[Data items]
····················

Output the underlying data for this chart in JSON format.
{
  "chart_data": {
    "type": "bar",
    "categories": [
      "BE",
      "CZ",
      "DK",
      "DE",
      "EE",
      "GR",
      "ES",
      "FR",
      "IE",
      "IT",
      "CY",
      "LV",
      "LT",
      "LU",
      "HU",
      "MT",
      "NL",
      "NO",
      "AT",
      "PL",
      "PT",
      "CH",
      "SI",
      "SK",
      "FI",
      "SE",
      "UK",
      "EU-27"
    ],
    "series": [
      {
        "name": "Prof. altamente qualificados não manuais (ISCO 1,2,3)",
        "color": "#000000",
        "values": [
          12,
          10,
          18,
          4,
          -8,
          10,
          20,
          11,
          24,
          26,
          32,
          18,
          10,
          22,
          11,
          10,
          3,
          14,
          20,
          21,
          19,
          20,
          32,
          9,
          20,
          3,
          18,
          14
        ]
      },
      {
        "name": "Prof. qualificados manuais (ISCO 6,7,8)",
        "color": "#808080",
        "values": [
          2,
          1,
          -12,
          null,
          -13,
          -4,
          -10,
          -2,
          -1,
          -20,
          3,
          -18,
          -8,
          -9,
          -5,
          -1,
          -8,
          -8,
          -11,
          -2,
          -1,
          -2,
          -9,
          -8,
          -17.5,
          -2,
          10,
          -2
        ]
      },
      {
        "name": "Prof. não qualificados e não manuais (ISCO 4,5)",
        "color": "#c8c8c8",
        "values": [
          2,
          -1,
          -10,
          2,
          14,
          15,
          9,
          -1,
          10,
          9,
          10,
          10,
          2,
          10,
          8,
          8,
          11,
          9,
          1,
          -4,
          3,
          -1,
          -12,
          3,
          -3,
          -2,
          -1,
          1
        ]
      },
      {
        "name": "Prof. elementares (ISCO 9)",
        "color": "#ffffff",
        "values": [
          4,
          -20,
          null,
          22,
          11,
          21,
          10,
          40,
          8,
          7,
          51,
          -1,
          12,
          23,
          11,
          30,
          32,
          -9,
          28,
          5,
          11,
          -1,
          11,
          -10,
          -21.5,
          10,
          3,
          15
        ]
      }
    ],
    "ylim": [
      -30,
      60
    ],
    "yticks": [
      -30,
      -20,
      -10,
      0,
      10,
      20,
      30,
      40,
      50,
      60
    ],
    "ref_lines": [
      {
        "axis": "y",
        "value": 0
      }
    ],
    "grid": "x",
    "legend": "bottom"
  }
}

····················

Your task :: Copy each line of the preceding data that contains the string "ISCO".

Problem solution ::
        "name": "Prof. altamente qualificados não manuais (ISCO 1,2,3)",
        "name": "Prof. qualificados manuais (ISCO 6,7,8)",
        "name": "Prof. não qualificados e não manuais (ISCO 4,5)",
        "name": "Prof. elementares (ISCO 9)",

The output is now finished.